▶ _What is expected_: Find the word "MainActivity" in the material below and gather every line that contains it.
++++ Exercise inputs
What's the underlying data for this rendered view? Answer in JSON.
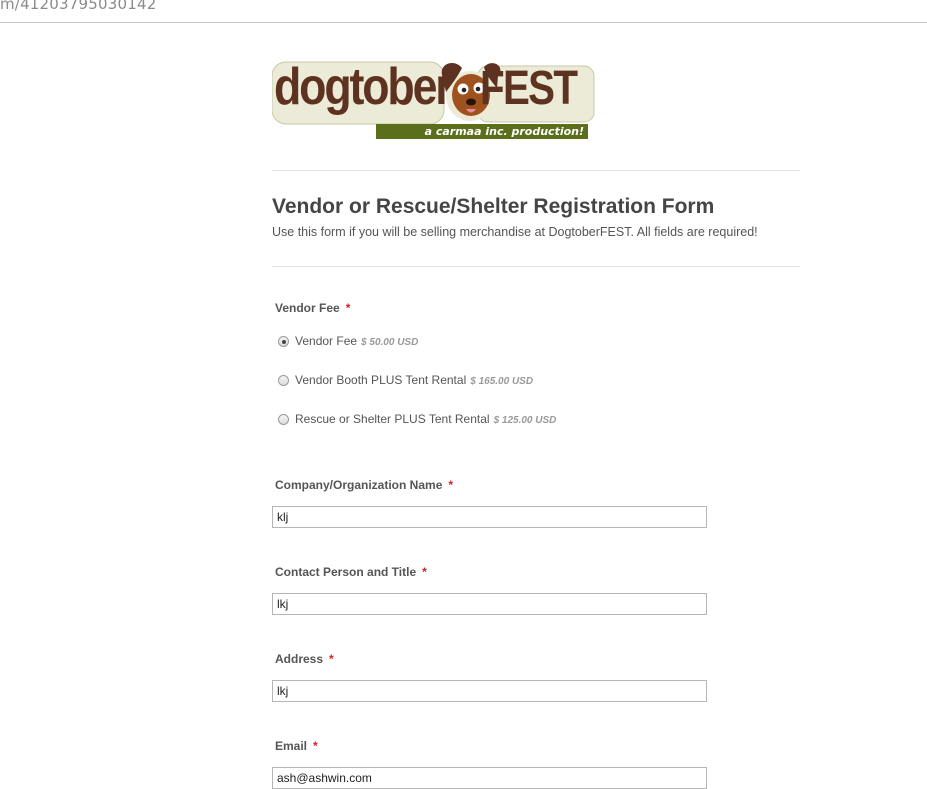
{
  "browser": {
    "url": "m/41203795030142"
  },
  "logo": {
    "word_dog": "dogtober",
    "word_fest": "FEST",
    "tagline": "a carmaa inc. production!",
    "colors": {
      "brown": "#5e3220",
      "dog": "#8b4513",
      "green": "#5a6e1c"
    }
  },
  "form": {
    "title": "Vendor or Rescue/Shelter Registration Form",
    "subtitle": "Use this form if you will be selling merchandise at DogtoberFEST. All fields are required!",
    "required_marker": "*",
    "vendor_fee": {
      "label": "Vendor Fee",
      "options": [
        {
          "label": "Vendor Fee",
          "price": "$ 50.00 USD",
          "checked": true
        },
        {
          "label": "Vendor Booth PLUS Tent Rental",
          "price": "$ 165.00 USD",
          "checked": false
        },
        {
          "label": "Rescue or Shelter PLUS Tent Rental",
          "price": "$ 125.00 USD",
          "checked": false
        }
      ]
    },
    "fields": [
      {
        "label": "Company/Organization Name",
        "value": "klj"
      },
      {
        "label": "Contact Person and Title",
        "value": "lkj"
      },
      {
        "label": "Address",
        "value": "lkj"
      },
      {
        "label": "Email",
        "value": "ash@ashwin.com"
      }
    ]
  }
}
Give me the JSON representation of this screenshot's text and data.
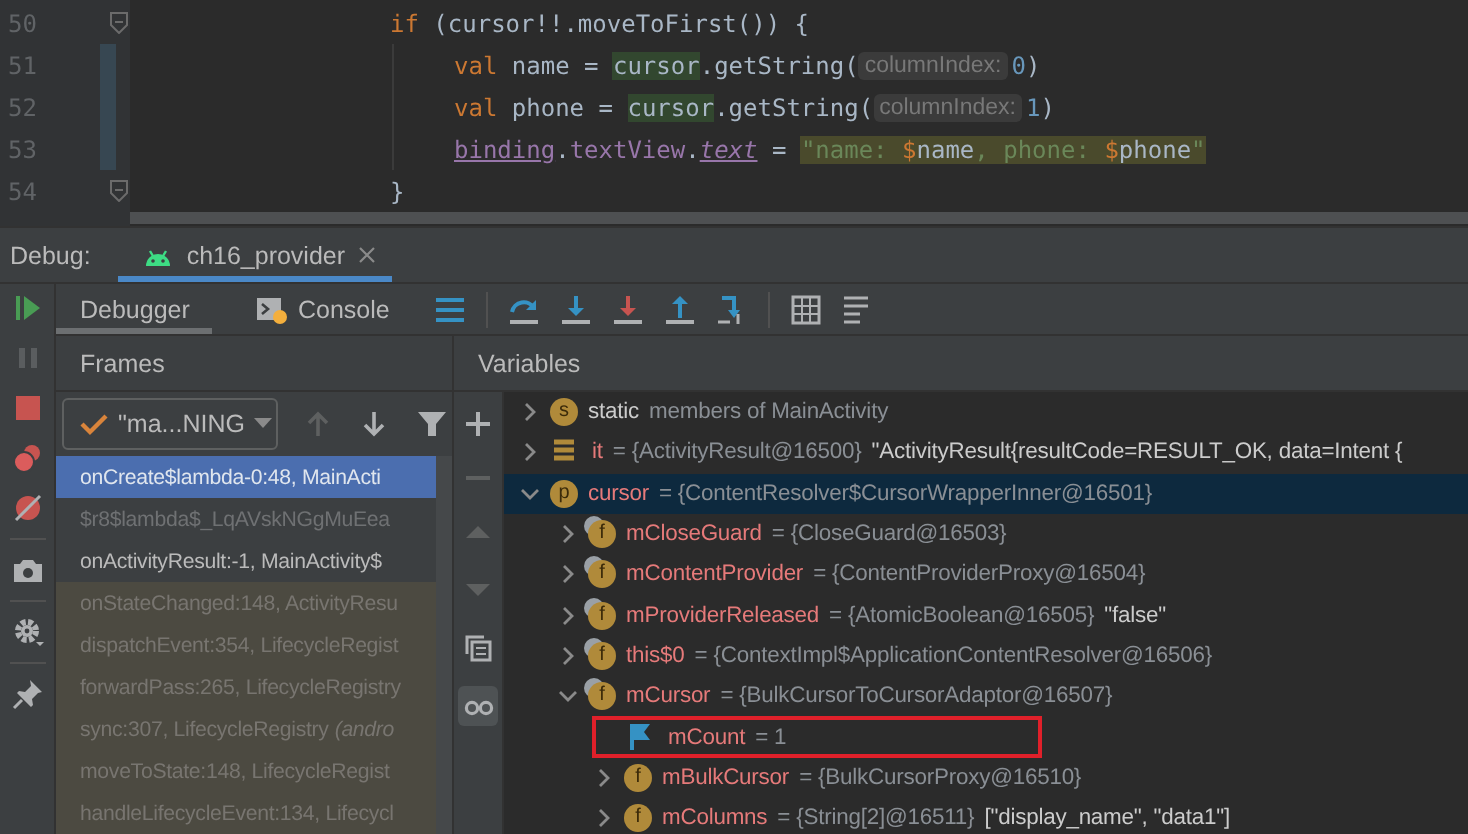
{
  "editor": {
    "lines": [
      {
        "number": "50",
        "fold": true,
        "tokens": [
          {
            "kind": "kw",
            "text": "if"
          },
          {
            "kind": "plain",
            "text": " (cursor!!.moveToFirst()) {"
          }
        ],
        "children": [
          {
            "number": "51",
            "changed": true,
            "tokens": [
              {
                "kind": "kw",
                "text": "val"
              },
              {
                "kind": "plain",
                "text": " name = "
              },
              {
                "kind": "smart",
                "text": "cursor"
              },
              {
                "kind": "plain",
                "text": ".getString("
              },
              {
                "kind": "hint",
                "text": "columnIndex:"
              },
              {
                "kind": "num",
                "text": "0"
              },
              {
                "kind": "plain",
                "text": ")"
              }
            ]
          },
          {
            "number": "52",
            "changed": true,
            "tokens": [
              {
                "kind": "kw",
                "text": "val"
              },
              {
                "kind": "plain",
                "text": " phone = "
              },
              {
                "kind": "smart",
                "text": "cursor"
              },
              {
                "kind": "plain",
                "text": ".getString("
              },
              {
                "kind": "hint",
                "text": "columnIndex:"
              },
              {
                "kind": "num",
                "text": "1"
              },
              {
                "kind": "plain",
                "text": ")"
              }
            ]
          },
          {
            "number": "53",
            "changed": true,
            "tokens": [
              {
                "kind": "prop-u",
                "text": "binding"
              },
              {
                "kind": "plain",
                "text": "."
              },
              {
                "kind": "prop",
                "text": "textView"
              },
              {
                "kind": "plain",
                "text": "."
              },
              {
                "kind": "prop-iu",
                "text": "text"
              },
              {
                "kind": "plain",
                "text": " = "
              },
              {
                "kind": "str-hl",
                "text": "\"name: "
              },
              {
                "kind": "dollar-hl",
                "text": "$"
              },
              {
                "kind": "plain-hl",
                "text": "name"
              },
              {
                "kind": "str-hl",
                "text": ", phone: "
              },
              {
                "kind": "dollar-hl",
                "text": "$"
              },
              {
                "kind": "plain-hl",
                "text": "phone"
              },
              {
                "kind": "str-hl",
                "text": "\""
              }
            ]
          }
        ]
      },
      {
        "number": "54",
        "fold": true,
        "tokens": [
          {
            "kind": "plain",
            "text": "}"
          }
        ]
      }
    ]
  },
  "debug_bar": {
    "label": "Debug:",
    "sessions": [
      {
        "label": "ch16_provider",
        "selected": true
      }
    ]
  },
  "tabs": [
    {
      "label": "Debugger",
      "selected": true
    },
    {
      "label": "Console",
      "selected": false
    }
  ],
  "frames": {
    "title": "Frames",
    "thread": "\"ma...NING",
    "items": [
      {
        "text": "onCreate$lambda-0:48, MainActi",
        "kind": "app",
        "selected": true
      },
      {
        "text": "$r8$lambda$_LqAVskNGgMuEea",
        "kind": "synthetic",
        "selected": false
      },
      {
        "text": "onActivityResult:-1, MainActivity$",
        "kind": "app",
        "selected": false
      },
      {
        "text": "onStateChanged:148, ActivityResu",
        "kind": "library",
        "selected": false
      },
      {
        "text": "dispatchEvent:354, LifecycleRegist",
        "kind": "library",
        "selected": false
      },
      {
        "text": "forwardPass:265, LifecycleRegistry",
        "kind": "library",
        "selected": false
      },
      {
        "text": "sync:307, LifecycleRegistry",
        "note": "(andro",
        "kind": "library",
        "selected": false
      },
      {
        "text": "moveToState:148, LifecycleRegist",
        "kind": "library",
        "selected": false
      },
      {
        "text": "handleLifecycleEvent:134, Lifecycl",
        "kind": "library",
        "selected": false
      }
    ]
  },
  "variables": {
    "title": "Variables",
    "items": [
      {
        "kind": "static",
        "badge": "s",
        "name": "static",
        "value": "members of MainActivity",
        "expanded": false,
        "selected": false,
        "outlined": false
      },
      {
        "kind": "list",
        "name": "it",
        "value": "= {ActivityResult@16500}",
        "extra": "\"ActivityResult{resultCode=RESULT_OK, data=Intent {",
        "expanded": false,
        "selected": false,
        "outlined": false
      },
      {
        "kind": "param",
        "badge": "p",
        "name": "cursor",
        "value": "= {ContentResolver$CursorWrapperInner@16501}",
        "expanded": true,
        "selected": true,
        "outlined": false,
        "children": [
          {
            "kind": "field",
            "badge": "f",
            "name": "mCloseGuard",
            "value": "= {CloseGuard@16503}",
            "expanded": false,
            "selected": false,
            "outlined": false
          },
          {
            "kind": "field",
            "badge": "f",
            "name": "mContentProvider",
            "value": "= {ContentProviderProxy@16504}",
            "expanded": false,
            "selected": false,
            "outlined": false
          },
          {
            "kind": "field",
            "badge": "f",
            "name": "mProviderReleased",
            "value": "= {AtomicBoolean@16505}",
            "extra": "\"false\"",
            "expanded": false,
            "selected": false,
            "outlined": false
          },
          {
            "kind": "field",
            "badge": "f",
            "name": "this$0",
            "value": "= {ContextImpl$ApplicationContentResolver@16506}",
            "expanded": false,
            "selected": false,
            "outlined": false
          },
          {
            "kind": "field",
            "badge": "f",
            "name": "mCursor",
            "value": "= {BulkCursorToCursorAdaptor@16507}",
            "expanded": true,
            "selected": false,
            "outlined": false,
            "children": [
              {
                "kind": "flag",
                "name": "mCount",
                "value": "= 1",
                "selected": false,
                "outlined": true
              },
              {
                "kind": "field-plain",
                "badge": "f",
                "name": "mBulkCursor",
                "value": "= {BulkCursorProxy@16510}",
                "expanded": false,
                "selected": false,
                "outlined": false
              },
              {
                "kind": "field-plain",
                "badge": "f",
                "name": "mColumns",
                "value": "= {String[2]@16511}",
                "extra": "[\"display_name\", \"data1\"]",
                "expanded": false,
                "selected": false,
                "outlined": false
              }
            ]
          }
        ]
      }
    ]
  }
}
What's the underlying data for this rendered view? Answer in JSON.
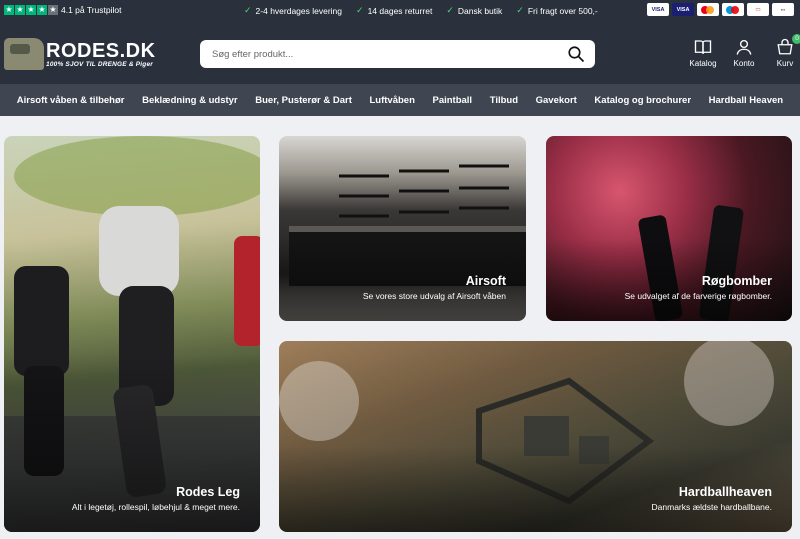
{
  "topbar": {
    "trustpilot_text": "4.1 på Trustpilot",
    "usps": [
      "2-4 hverdages levering",
      "14 dages returret",
      "Dansk butik",
      "Fri fragt over 500,-"
    ],
    "payments": [
      "VISA",
      "VISA",
      "mastercard",
      "maestro",
      "dankort",
      "mobilepay"
    ]
  },
  "header": {
    "logo_text": "RODES.DK",
    "logo_tagline": "100% SJOV TIL DRENGE & Piger",
    "search_placeholder": "Søg efter produkt...",
    "icons": [
      {
        "label": "Katalog",
        "icon": "book-icon"
      },
      {
        "label": "Konto",
        "icon": "user-icon"
      },
      {
        "label": "Kurv",
        "icon": "basket-icon",
        "badge": "0"
      }
    ]
  },
  "nav": {
    "items": [
      "Airsoft våben & tilbehør",
      "Beklædning & udstyr",
      "Buer, Pusterør & Dart",
      "Luftvåben",
      "Paintball",
      "Tilbud",
      "Gavekort",
      "Katalog og brochurer",
      "Hardball Heaven"
    ]
  },
  "tiles": [
    {
      "title": "Rodes Leg",
      "subtitle": "Alt i legetøj, rollespil, løbehjul & meget mere."
    },
    {
      "title": "Airsoft",
      "subtitle": "Se vores store udvalg af Airsoft våben"
    },
    {
      "title": "Røgbomber",
      "subtitle": "Se udvalget af de farverige røgbomber."
    },
    {
      "title": "Hardballheaven",
      "subtitle": "Danmarks ældste hardballbane."
    }
  ]
}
++++++++
▶ _Full output_:
        "text": "onActivityResult:-1, MainActivity$",
        "value": "members of MainActivity",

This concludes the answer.